• _Request_
Identify and copy all lines of the material where the string "available" is found.

[Collected data entries]
· · ·
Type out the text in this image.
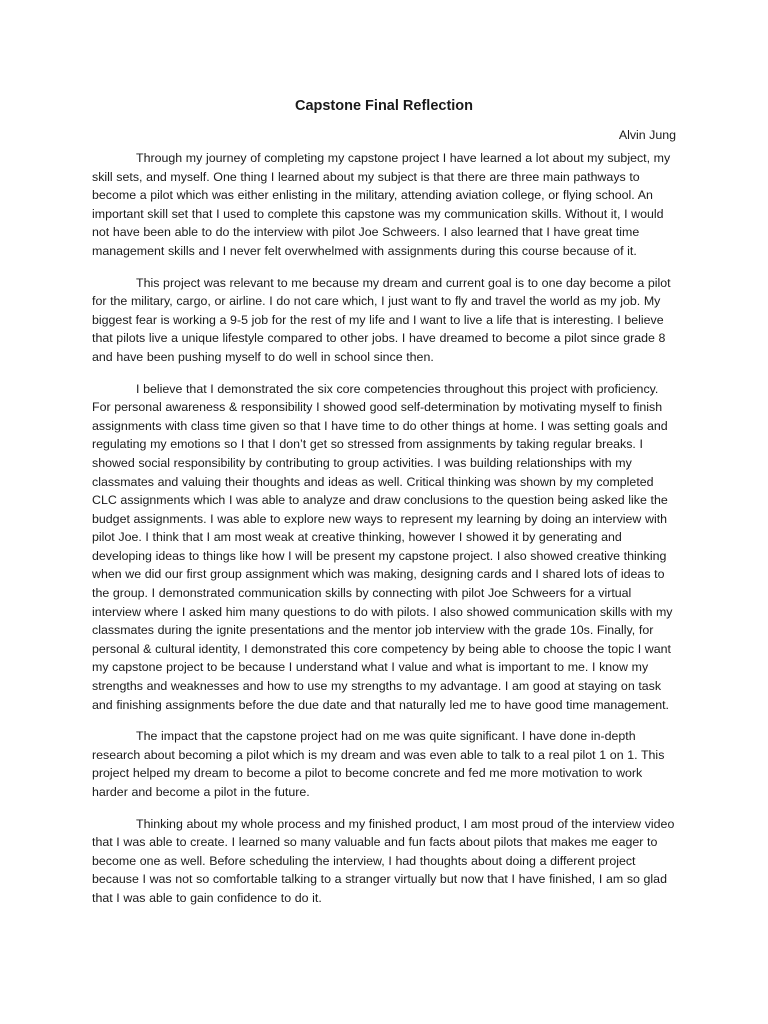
Capstone Final Reflection

Alvin Jung

Through my journey of completing my capstone project I have learned a lot about my subject, my skill sets, and myself. One thing I learned about my subject is that there are three main pathways to become a pilot which was either enlisting in the military, attending aviation college, or flying school. An important skill set that I used to complete this capstone was my communication skills. Without it, I would not have been able to do the interview with pilot Joe Schweers. I also learned that I have great time management skills and I never felt overwhelmed with assignments during this course because of it.

This project was relevant to me because my dream and current goal is to one day become a pilot for the military, cargo, or airline. I do not care which, I just want to fly and travel the world as my job. My biggest fear is working a 9-5 job for the rest of my life and I want to live a life that is interesting. I believe that pilots live a unique lifestyle compared to other jobs. I have dreamed to become a pilot since grade 8 and have been pushing myself to do well in school since then.

I believe that I demonstrated the six core competencies throughout this project with proficiency. For personal awareness & responsibility I showed good self-determination by motivating myself to finish assignments with class time given so that I have time to do other things at home. I was setting goals and regulating my emotions so I that I don’t get so stressed from assignments by taking regular breaks. I showed social responsibility by contributing to group activities. I was building relationships with my classmates and valuing their thoughts and ideas as well. Critical thinking was shown by my completed CLC assignments which I was able to analyze and draw conclusions to the question being asked like the budget assignments. I was able to explore new ways to represent my learning by doing an interview with pilot Joe. I think that I am most weak at creative thinking, however I showed it by generating and developing ideas to things like how I will be present my capstone project. I also showed creative thinking when we did our first group assignment which was making, designing cards and I shared lots of ideas to the group. I demonstrated communication skills by connecting with pilot Joe Schweers for a virtual interview where I asked him many questions to do with pilots. I also showed communication skills with my classmates during the ignite presentations and the mentor job interview with the grade 10s. Finally, for personal & cultural identity, I demonstrated this core competency by being able to choose the topic I want my capstone project to be because I understand what I value and what is important to me. I know my strengths and weaknesses and how to use my strengths to my advantage. I am good at staying on task and finishing assignments before the due date and that naturally led me to have good time management.

The impact that the capstone project had on me was quite significant. I have done in-depth research about becoming a pilot which is my dream and was even able to talk to a real pilot 1 on 1. This project helped my dream to become a pilot to become concrete and fed me more motivation to work harder and become a pilot in the future.

Thinking about my whole process and my finished product, I am most proud of the interview video that I was able to create. I learned so many valuable and fun facts about pilots that makes me eager to become one as well. Before scheduling the interview, I had thoughts about doing a different project because I was not so comfortable talking to a stranger virtually but now that I have finished, I am so glad that I was able to gain confidence to do it.
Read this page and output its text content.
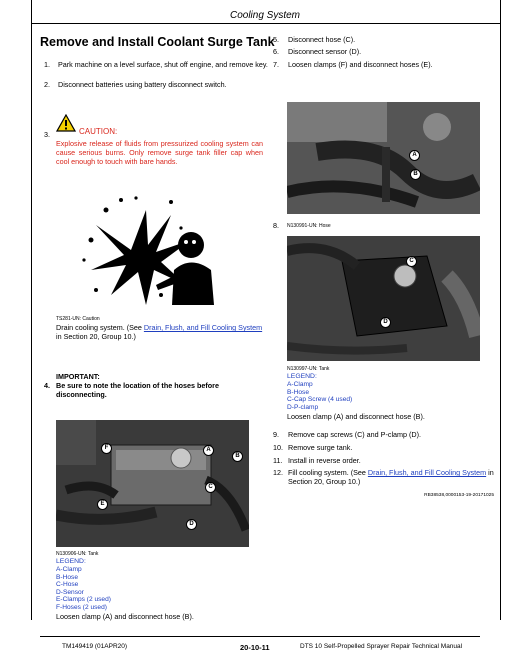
Cooling System
Remove and Install Coolant Surge Tank
1. Park machine on a level surface, shut off engine, and remove key.
2. Disconnect batteries using battery disconnect switch.
3.	CAUTION:
Explosive release of fluids from pressurized cooling system can cause serious burns. Only remove surge tank filler cap when cool enough to touch with bare hands.
TS281-UN: Caution
Drain cooling system. (See Drain, Flush, and Fill Cooling System in Section 20, Group 10.)
IMPORTANT:
4. Be sure to note the location of the hoses before disconnecting.
F	A
B
C
E
D
N130906-UN: Tank
LEGEND:
A-Clamp
B-Hose
C-Hose
D-Sensor
E-Clamps (2 used)
F-Hoses (2 used)
Loosen clamp (A) and disconnect hose (B).
5. Disconnect hose (C).
6. Disconnect sensor (D).
7. Loosen clamps (F) and disconnect hoses (E).
A
B
8. N130991-UN: Hose
C
D
N130997-UN: Tank
LEGEND:
A-Clamp
B-Hose
C-Cap Screw (4 used)
D-P-clamp
Loosen clamp (A) and disconnect hose (B).
9. Remove cap screws (C) and P-clamp (D).
10. Remove surge tank.
11. Install in reverse order.
12. Fill cooling system. (See Drain, Flush, and Fill Cooling System in Section 20, Group 10.)
RB38538,0000153-19-20171025
TM149419 (01APR20)	20-10-11	DTS 10 Self-Propelled Sprayer Repair Technical Manual
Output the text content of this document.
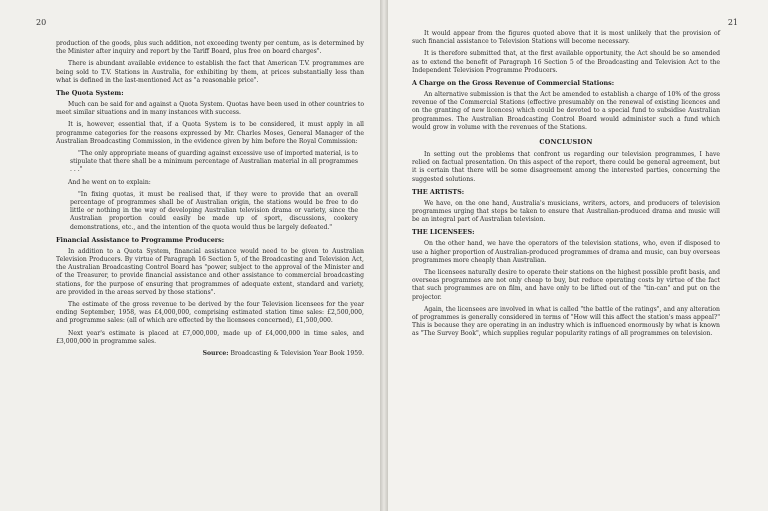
20

production of the goods, plus such addition, not exceeding twenty per centum, as is determined by the Minister after inquiry and report by the Tariff Board, plus free on board charges".

There is abundant available evidence to establish the fact that American T.V. programmes are being sold to T.V. Stations in Australia, for exhibiting by them, at prices substantially less than what is defined in the last-mentioned Act as "a reasonable price".

The Quota System:

Much can be said for and against a Quota System. Quotas have been used in other countries to meet similar situations and in many instances with success.

It is, however, essential that, if a Quota System is to be considered, it must apply in all programme categories for the reasons expressed by Mr. Charles Moses, General Manager of the Australian Broadcasting Commission, in the evidence given by him before the Royal Commission:

"The only appropriate means of guarding against excessive use of imported material, is to stipulate that there shall be a minimum percentage of Australian material in all programmes . . ."

And he went on to explain:

"In fixing quotas, it must be realised that, if they were to provide that an overall percentage of programmes shall be of Australian origin, the stations would be free to do little or nothing in the way of developing Australian television drama or variety, since the Australian proportion could easily be made up of sport, discussions, cookery demonstrations, etc., and the intention of the quota would thus be largely defeated."

Financial Assistance to Programme Producers:

In addition to a Quota System, financial assistance would need to be given to Australian Television Producers. By virtue of Paragraph 16 Section 5, of the Broadcasting and Television Act, the Australian Broadcasting Control Board has "power, subject to the approval of the Minister and of the Treasurer, to provide financial assistance and other assistance to commercial broadcasting stations, for the purpose of ensuring that programmes of adequate extent, standard and variety, are provided in the areas served by those stations".

The estimate of the gross revenue to be derived by the four Television licensees for the year ending September, 1958, was £4,000,000, comprising estimated station time sales: £2,500,000, and programme sales: (all of which are effected by the licensees concerned), £1,500,000.

Next year's estimate is placed at £7,000,000, made up of £4,000,000 in time sales, and £3,000,000 in programme sales.

Source: Broadcasting & Television Year Book 1959.
21

It would appear from the figures quoted above that it is most unlikely that the provision of such financial assistance to Television Stations will become necessary.

It is therefore submitted that, at the first available opportunity, the Act should be so amended as to extend the benefit of Paragraph 16 Section 5 of the Broadcasting and Television Act to the Independent Television Programme Producers.

A Charge on the Gross Revenue of Commercial Stations:

An alternative submission is that the Act be amended to establish a charge of 10% of the gross revenue of the Commercial Stations (effective presumably on the renewal of existing licences and on the granting of new licences) which could be devoted to a special fund to subsidise Australian programmes. The Australian Broadcasting Control Board would administer such a fund which would grow in volume with the revenues of the Stations.

CONCLUSION

In setting out the problems that confront us regarding our television programmes, I have relied on factual presentation. On this aspect of the report, there could be general agreement, but it is certain that there will be some disagreement among the interested parties, concerning the suggested solutions.

THE ARTISTS:

We have, on the one hand, Australia's musicians, writers, actors, and producers of television programmes urging that steps be taken to ensure that Australian-produced drama and music will be an integral part of Australian television.

THE LICENSEES:

On the other hand, we have the operators of the television stations, who, even if disposed to use a higher proportion of Australian-produced programmes of drama and music, can buy overseas programmes more cheaply than Australian.

The licensees naturally desire to operate their stations on the highest possible profit basis, and overseas programmes are not only cheap to buy, but reduce operating costs by virtue of the fact that such programmes are on film, and have only to be lifted out of the "tin-can" and put on the projector.

Again, the licensees are involved in what is called "the battle of the ratings", and any alteration of programmes is generally considered in terms of "How will this affect the station's mass appeal?" This is because they are operating in an industry which is influenced enormously by what is known as "The Survey Book", which supplies regular popularity ratings of all programmes on television.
· · ·
• _Exercise solution_
There is abundant available evidence to establish the fact that American T.V. programmes are being sold to T.V. Stations in Australia, for exhibiting by them, at prices substantially less than what is defined in the last-mentioned Act as "a reasonable price".
It is therefore submitted that, at the first available opportunity, the Act should be so amended as to extend the benefit of Paragraph 16 Section 5 of the Broadcasting and Television Act to the Independent Television Programme Producers.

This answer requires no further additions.